▶ [Supplied records]:
◇ ◇ ◇ ◇ ◇ ◇ ◇

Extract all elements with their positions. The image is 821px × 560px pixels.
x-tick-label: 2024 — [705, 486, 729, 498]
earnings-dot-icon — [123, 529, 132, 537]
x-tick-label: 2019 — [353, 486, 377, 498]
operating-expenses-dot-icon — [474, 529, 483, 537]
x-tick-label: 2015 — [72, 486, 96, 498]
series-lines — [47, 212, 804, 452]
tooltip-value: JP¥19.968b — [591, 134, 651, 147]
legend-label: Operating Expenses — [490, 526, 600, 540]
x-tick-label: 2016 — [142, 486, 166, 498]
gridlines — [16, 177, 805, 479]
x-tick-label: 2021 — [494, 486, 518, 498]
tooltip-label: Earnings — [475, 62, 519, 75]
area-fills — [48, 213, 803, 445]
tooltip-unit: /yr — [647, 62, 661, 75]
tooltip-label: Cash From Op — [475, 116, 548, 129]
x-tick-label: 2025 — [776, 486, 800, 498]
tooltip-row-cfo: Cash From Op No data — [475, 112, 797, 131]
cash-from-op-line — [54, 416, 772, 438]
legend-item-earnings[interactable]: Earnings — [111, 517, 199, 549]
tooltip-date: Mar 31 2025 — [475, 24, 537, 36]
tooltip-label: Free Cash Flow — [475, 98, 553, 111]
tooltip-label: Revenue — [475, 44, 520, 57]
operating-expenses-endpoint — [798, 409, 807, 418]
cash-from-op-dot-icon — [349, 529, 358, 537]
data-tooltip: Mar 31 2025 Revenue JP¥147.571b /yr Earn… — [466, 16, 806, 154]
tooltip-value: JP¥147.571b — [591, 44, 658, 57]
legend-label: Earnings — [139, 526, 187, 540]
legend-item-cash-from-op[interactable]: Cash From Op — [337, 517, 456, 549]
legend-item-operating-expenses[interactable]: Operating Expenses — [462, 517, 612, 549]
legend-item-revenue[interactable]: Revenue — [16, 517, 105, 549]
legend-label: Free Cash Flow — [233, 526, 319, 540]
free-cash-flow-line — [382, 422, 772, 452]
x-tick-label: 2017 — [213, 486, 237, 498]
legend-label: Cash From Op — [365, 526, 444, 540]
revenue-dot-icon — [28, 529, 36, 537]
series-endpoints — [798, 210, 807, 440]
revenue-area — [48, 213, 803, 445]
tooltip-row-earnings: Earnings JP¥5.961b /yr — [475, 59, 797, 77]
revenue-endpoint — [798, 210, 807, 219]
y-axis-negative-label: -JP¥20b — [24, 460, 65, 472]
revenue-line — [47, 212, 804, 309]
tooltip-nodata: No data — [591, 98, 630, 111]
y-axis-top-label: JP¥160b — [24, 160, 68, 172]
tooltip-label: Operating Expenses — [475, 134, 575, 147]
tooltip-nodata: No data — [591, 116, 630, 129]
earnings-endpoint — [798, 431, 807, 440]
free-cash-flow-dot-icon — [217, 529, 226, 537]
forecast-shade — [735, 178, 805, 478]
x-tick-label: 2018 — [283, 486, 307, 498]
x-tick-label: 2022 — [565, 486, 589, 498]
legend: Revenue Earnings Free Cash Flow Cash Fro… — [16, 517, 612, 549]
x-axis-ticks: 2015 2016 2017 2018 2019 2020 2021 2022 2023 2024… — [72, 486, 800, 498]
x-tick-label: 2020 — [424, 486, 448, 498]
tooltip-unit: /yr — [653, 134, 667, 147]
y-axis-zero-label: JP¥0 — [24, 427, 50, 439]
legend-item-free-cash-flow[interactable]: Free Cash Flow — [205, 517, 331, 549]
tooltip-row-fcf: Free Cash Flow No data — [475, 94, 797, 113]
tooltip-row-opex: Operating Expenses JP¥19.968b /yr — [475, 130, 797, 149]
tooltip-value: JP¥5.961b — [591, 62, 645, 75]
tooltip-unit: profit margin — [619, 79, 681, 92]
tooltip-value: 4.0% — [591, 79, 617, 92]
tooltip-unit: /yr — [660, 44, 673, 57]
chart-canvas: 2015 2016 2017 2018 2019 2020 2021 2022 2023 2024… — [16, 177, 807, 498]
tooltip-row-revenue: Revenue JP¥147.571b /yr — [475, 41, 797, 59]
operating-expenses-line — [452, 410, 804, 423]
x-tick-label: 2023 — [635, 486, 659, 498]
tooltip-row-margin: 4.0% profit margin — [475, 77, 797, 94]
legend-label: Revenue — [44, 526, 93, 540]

◇ ◇ ◇ ◇ ◇ ◇ ◇

Output the rows starting at the first one and ending at the one containing "tooltip-unit: /yr — [647, 62, 661, 75]", both included, as a Markdown table with the columns Index and Text, skipping any blank lines.

| Index | Text |
|---|---|
| 1 | Extract all elements with their positions. The image is 821px × 560px pixels. |
| 2 | x-tick-label: 2024 — [705, 486, 729, 498] |
| 3 | earnings-dot-icon — [123, 529, 132, 537] |
| 4 | x-tick-label: 2019 — [353, 486, 377, 498] |
| 5 | operating-expenses-dot-icon — [474, 529, 483, 537] |
| 6 | x-tick-label: 2015 — [72, 486, 96, 498] |
| 7 | series-lines — [47, 212, 804, 452] |
| 8 | tooltip-value: JP¥19.968b — [591, 134, 651, 147] |
| 9 | legend-label: Operating Expenses — [490, 526, 600, 540] |
| 10 | x-tick-label: 2016 — [142, 486, 166, 498] |
| 11 | gridlines — [16, 177, 805, 479] |
| 12 | x-tick-label: 2021 — [494, 486, 518, 498] |
| 13 | tooltip-label: Earnings — [475, 62, 519, 75] |
| 14 | area-fills — [48, 213, 803, 445] |
| 15 | tooltip-unit: /yr — [647, 62, 661, 75] |